EXERCISE DATA:
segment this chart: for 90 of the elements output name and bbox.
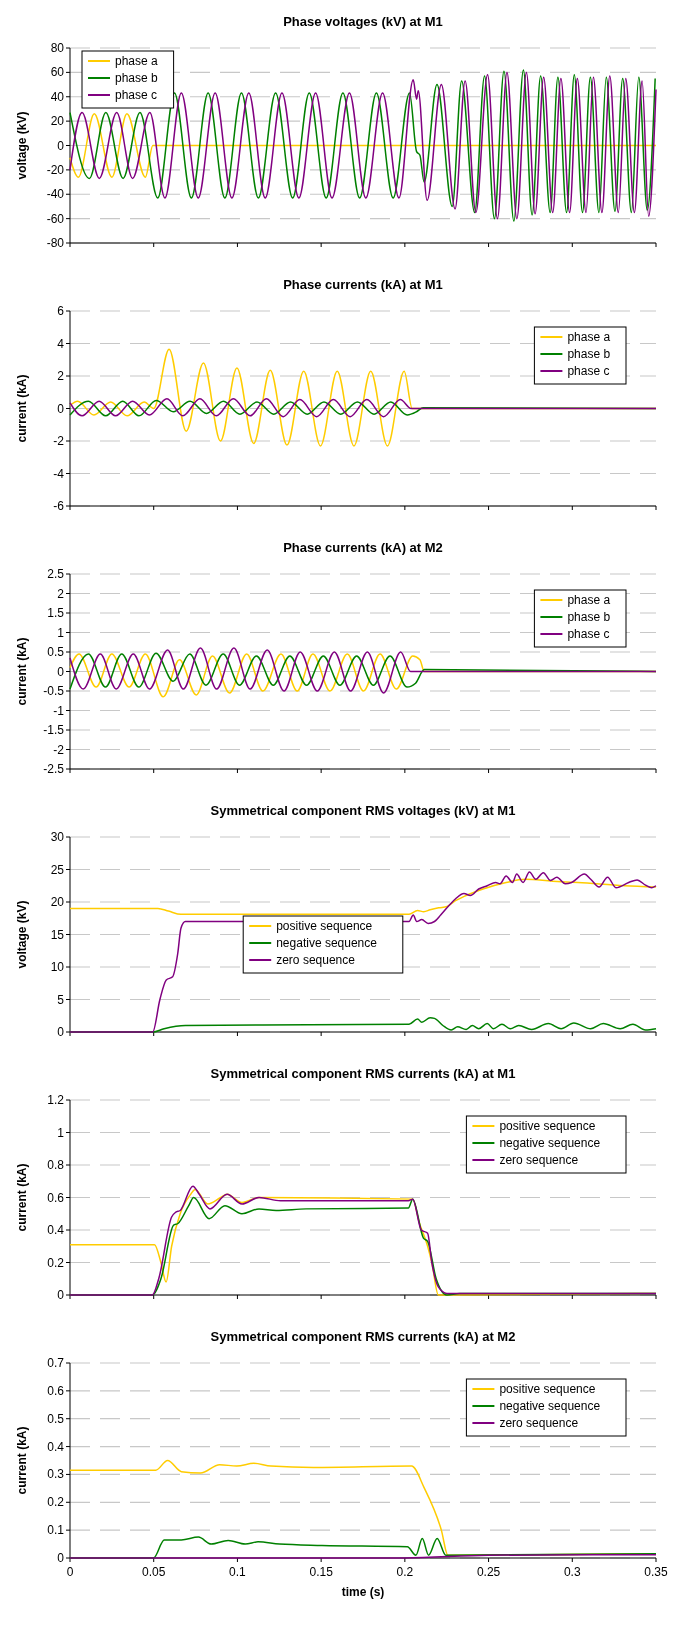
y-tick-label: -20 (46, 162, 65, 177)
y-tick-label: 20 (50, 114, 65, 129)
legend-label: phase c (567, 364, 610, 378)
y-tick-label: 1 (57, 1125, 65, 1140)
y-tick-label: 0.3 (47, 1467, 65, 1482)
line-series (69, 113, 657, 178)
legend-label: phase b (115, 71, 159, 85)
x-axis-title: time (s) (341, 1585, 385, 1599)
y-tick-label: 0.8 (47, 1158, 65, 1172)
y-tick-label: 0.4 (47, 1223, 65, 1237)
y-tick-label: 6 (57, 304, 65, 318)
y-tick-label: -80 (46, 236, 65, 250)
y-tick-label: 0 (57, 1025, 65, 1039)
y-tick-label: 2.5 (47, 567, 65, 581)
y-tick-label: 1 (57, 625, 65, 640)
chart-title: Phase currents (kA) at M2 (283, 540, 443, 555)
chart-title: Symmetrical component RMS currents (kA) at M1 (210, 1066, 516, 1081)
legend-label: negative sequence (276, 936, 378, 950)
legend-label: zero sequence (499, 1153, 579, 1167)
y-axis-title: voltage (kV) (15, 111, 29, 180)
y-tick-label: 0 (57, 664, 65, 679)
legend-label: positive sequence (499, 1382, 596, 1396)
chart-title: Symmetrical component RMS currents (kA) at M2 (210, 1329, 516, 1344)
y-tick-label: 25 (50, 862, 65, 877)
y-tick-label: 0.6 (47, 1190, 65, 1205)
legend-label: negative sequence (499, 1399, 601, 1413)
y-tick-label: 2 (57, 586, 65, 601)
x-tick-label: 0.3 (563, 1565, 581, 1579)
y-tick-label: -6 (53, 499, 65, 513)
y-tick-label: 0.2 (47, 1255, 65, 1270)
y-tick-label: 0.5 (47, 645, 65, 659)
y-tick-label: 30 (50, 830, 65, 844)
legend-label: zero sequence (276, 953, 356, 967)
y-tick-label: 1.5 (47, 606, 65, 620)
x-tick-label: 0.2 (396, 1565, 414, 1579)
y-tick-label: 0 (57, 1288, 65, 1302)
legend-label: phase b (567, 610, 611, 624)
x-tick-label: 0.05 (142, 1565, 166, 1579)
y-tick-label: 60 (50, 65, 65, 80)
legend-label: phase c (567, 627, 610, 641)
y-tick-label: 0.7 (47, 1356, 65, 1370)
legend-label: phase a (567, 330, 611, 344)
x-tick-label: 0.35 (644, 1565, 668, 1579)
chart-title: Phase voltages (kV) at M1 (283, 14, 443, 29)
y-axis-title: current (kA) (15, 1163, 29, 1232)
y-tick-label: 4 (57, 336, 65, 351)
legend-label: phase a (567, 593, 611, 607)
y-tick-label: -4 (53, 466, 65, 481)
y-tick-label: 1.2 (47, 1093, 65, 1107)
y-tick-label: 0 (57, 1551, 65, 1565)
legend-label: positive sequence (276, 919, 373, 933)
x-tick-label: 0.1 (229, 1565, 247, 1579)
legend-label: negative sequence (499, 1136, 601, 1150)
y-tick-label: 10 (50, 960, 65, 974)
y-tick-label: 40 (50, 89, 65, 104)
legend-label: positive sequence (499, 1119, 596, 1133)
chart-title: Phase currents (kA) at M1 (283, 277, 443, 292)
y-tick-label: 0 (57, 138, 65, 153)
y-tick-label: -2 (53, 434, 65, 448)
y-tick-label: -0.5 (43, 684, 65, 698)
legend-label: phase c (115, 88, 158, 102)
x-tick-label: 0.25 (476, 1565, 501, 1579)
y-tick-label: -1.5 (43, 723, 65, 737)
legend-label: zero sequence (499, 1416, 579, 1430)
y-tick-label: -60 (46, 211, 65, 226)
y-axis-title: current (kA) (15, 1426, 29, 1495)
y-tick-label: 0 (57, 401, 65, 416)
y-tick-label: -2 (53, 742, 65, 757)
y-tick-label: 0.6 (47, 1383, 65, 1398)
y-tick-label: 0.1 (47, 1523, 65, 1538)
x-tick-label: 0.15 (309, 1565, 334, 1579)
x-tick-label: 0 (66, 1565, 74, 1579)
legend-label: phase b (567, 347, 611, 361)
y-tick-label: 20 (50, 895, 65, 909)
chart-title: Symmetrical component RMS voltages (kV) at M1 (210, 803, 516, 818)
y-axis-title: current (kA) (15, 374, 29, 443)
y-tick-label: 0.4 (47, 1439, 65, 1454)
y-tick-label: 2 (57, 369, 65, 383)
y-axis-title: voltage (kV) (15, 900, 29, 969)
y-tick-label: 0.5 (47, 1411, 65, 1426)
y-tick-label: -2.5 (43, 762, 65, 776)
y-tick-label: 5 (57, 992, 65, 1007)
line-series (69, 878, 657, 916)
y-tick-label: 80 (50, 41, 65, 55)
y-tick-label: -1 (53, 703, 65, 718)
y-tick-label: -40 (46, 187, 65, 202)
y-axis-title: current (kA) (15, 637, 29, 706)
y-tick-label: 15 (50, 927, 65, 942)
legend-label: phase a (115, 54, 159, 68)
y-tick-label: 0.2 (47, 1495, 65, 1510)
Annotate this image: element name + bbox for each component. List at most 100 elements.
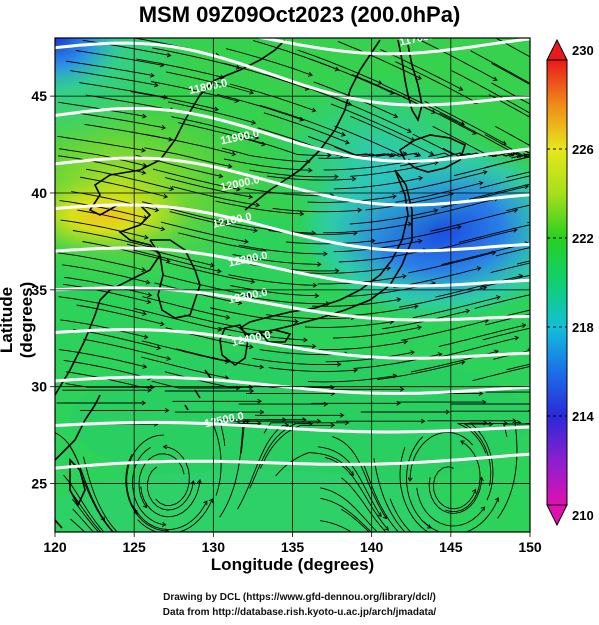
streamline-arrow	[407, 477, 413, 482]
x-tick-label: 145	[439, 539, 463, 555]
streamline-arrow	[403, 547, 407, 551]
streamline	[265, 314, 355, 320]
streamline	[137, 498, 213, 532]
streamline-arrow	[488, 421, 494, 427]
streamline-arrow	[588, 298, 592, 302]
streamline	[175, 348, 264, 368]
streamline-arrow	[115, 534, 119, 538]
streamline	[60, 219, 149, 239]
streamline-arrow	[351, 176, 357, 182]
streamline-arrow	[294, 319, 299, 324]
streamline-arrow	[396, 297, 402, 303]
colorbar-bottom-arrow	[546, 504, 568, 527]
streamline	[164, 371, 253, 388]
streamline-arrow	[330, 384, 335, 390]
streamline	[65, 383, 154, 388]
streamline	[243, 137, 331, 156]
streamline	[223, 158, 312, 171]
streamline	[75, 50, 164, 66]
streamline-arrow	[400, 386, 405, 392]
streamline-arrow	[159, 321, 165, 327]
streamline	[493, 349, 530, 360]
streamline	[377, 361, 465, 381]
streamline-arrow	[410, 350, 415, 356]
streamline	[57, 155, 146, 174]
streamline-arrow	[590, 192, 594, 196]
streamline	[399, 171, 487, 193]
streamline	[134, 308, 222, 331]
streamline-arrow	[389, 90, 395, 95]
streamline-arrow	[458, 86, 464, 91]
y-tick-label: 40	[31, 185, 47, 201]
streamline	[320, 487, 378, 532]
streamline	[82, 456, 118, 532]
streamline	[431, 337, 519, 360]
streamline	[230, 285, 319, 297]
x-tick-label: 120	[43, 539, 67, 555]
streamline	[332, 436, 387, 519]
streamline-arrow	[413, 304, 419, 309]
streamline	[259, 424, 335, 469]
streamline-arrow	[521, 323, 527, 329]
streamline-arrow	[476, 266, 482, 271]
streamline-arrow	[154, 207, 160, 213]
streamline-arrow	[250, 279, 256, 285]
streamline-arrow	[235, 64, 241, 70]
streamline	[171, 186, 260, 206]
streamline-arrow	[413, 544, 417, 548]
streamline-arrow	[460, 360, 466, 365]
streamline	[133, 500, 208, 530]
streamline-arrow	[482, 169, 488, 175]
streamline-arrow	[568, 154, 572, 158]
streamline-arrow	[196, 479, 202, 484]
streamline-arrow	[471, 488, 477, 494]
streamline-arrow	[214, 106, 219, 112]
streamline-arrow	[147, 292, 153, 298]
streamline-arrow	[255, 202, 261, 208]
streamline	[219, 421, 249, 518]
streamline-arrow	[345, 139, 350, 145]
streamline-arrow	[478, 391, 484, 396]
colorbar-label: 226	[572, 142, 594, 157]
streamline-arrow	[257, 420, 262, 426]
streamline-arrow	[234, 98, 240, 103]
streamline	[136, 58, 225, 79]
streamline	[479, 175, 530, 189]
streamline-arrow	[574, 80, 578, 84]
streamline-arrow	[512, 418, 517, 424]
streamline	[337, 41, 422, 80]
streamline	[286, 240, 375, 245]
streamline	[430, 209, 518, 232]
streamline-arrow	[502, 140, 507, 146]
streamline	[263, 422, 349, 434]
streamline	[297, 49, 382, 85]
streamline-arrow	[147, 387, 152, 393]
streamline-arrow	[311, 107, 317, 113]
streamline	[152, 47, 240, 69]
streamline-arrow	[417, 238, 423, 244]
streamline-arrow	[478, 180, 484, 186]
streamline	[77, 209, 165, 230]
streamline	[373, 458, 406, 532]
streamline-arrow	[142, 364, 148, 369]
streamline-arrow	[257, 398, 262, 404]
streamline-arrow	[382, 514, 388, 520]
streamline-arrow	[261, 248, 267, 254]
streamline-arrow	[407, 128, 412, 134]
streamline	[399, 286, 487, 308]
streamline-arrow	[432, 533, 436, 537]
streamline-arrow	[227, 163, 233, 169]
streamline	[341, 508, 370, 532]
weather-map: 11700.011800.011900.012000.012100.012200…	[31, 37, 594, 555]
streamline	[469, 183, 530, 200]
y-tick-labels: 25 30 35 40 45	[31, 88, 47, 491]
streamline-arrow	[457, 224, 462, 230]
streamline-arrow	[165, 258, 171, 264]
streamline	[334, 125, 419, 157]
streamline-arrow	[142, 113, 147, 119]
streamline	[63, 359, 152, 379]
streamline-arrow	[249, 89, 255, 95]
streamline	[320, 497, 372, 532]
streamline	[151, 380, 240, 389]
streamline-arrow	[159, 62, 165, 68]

WRITTEN EXERCISE: Render as a numbered list the lines from the one containing "477, 413, 482]" through the one containing "386, 405, 392]", leaving out any blank lines.

OUTPUT:
1. streamline-arrow	[407, 477, 413, 482]
2. x-tick-label: 145	[439, 539, 463, 555]
3. streamline-arrow	[403, 547, 407, 551]
4. streamline	[265, 314, 355, 320]
5. streamline	[137, 498, 213, 532]
6. streamline-arrow	[488, 421, 494, 427]
7. streamline-arrow	[588, 298, 592, 302]
8. streamline	[175, 348, 264, 368]
9. streamline-arrow	[115, 534, 119, 538]
10. streamline	[60, 219, 149, 239]
11. streamline-arrow	[351, 176, 357, 182]
12. streamline-arrow	[294, 319, 299, 324]
13. streamline-arrow	[396, 297, 402, 303]
14. colorbar-bottom-arrow	[546, 504, 568, 527]
15. streamline	[164, 371, 253, 388]
16. streamline-arrow	[330, 384, 335, 390]
17. streamline	[65, 383, 154, 388]
18. streamline	[243, 137, 331, 156]
19. streamline	[223, 158, 312, 171]
20. streamline	[75, 50, 164, 66]
21. streamline-arrow	[400, 386, 405, 392]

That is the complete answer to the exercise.